[Records that describe figures]
•••

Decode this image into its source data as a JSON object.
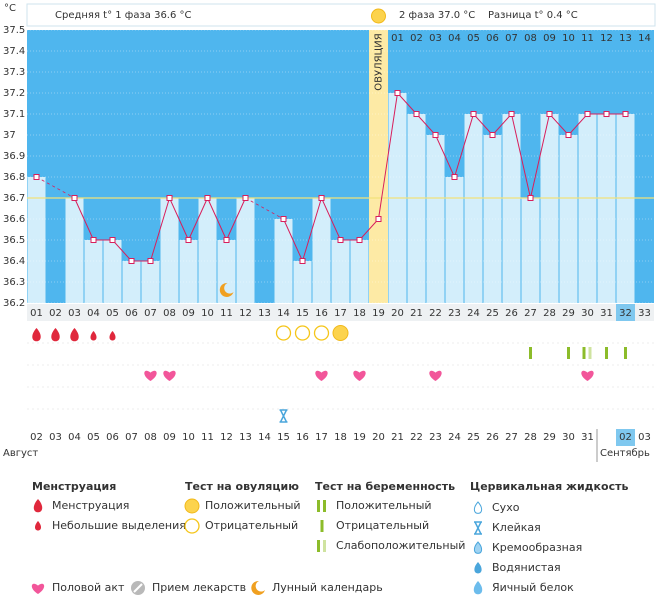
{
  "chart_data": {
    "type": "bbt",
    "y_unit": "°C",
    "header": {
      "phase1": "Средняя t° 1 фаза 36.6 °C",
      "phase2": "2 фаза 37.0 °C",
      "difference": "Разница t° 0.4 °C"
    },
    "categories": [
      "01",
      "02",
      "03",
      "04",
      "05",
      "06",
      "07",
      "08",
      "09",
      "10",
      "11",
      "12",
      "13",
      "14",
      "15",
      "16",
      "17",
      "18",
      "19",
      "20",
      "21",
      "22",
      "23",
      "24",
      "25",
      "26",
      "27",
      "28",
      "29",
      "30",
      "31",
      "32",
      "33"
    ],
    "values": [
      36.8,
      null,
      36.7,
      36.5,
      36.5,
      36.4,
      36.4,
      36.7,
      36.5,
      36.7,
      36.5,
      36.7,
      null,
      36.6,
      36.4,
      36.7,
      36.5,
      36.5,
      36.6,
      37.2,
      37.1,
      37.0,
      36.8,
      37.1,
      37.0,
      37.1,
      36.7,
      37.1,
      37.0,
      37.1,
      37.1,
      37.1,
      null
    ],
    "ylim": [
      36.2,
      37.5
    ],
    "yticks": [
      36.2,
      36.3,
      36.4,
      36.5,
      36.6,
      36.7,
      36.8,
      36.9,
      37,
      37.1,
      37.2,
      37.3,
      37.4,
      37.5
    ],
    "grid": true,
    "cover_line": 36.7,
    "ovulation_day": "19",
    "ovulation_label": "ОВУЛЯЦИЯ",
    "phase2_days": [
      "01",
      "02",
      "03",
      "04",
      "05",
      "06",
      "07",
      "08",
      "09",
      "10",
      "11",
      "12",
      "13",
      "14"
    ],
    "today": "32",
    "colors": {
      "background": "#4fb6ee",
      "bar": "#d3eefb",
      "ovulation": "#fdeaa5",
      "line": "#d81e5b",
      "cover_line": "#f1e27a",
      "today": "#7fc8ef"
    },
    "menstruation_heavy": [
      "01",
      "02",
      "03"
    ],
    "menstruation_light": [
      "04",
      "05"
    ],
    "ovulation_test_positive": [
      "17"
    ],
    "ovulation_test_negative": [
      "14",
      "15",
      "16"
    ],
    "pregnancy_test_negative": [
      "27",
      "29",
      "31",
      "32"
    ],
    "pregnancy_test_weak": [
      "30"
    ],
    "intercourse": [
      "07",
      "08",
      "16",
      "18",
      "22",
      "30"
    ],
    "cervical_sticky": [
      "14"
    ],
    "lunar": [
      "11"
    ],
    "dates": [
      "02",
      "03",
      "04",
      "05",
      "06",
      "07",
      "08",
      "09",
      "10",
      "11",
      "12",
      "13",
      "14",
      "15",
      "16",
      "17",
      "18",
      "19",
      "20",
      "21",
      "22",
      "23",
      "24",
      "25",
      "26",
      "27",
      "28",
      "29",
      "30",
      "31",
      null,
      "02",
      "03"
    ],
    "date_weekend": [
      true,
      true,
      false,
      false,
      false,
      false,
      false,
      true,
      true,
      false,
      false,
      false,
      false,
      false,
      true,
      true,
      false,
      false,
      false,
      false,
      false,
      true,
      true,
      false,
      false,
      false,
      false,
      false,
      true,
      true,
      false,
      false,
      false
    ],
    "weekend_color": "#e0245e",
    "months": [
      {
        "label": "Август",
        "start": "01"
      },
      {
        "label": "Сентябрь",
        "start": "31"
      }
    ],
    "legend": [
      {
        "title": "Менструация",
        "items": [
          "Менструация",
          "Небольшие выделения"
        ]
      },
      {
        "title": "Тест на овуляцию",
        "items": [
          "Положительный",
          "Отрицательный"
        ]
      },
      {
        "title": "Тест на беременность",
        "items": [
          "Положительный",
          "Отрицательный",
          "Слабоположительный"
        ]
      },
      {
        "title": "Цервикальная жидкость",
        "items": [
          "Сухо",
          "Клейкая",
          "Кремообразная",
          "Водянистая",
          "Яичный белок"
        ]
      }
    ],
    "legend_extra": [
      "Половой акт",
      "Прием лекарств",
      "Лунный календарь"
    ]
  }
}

•••

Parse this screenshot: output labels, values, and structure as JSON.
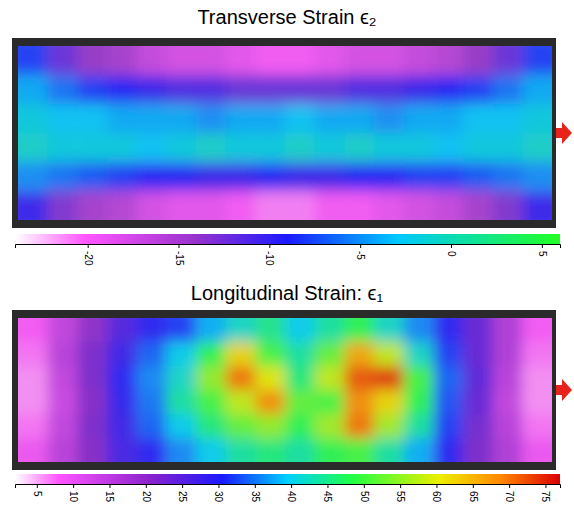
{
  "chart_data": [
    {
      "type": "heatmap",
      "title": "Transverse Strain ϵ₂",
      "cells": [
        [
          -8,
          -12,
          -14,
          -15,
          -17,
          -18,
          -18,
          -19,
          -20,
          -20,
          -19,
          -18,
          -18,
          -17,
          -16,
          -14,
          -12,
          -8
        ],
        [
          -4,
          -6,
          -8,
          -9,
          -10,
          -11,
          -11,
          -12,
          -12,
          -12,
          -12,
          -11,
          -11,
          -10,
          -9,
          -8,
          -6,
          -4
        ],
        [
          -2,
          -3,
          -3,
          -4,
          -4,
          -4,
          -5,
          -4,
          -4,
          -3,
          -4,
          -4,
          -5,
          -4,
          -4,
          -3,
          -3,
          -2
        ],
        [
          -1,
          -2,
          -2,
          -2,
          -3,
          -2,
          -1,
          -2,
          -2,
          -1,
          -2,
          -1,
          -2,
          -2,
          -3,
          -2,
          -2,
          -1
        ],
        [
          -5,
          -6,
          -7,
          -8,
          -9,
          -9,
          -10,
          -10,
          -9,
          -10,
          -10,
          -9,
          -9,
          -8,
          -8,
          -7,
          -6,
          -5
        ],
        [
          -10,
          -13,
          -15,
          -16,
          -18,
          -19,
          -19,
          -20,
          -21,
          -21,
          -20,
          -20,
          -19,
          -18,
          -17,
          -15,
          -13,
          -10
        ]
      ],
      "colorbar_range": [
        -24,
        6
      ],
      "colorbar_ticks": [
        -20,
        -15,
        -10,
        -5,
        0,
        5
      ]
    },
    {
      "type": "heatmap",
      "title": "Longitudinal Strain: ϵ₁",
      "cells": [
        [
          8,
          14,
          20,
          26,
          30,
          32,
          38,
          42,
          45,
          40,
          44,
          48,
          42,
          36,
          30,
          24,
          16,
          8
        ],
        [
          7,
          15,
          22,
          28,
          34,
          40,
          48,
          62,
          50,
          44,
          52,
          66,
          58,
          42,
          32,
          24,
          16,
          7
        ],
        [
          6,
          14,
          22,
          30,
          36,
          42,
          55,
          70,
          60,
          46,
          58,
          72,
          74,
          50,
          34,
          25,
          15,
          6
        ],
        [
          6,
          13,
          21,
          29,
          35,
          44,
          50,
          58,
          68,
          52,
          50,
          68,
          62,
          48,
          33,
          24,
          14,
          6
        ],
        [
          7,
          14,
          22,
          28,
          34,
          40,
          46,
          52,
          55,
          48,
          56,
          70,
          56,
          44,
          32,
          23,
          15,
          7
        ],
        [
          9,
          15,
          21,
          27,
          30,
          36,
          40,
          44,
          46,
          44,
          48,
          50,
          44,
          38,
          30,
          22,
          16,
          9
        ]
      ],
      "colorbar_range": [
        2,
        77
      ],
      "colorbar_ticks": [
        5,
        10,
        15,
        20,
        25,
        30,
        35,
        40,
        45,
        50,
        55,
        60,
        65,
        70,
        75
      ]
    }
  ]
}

•••

Aim of the task ▸
Pull every line containing the word "Тест" out of the material and copy it.

Result for this task ▸
        "title": "Тест на овуляцию",
        "title": "Тест на беременность",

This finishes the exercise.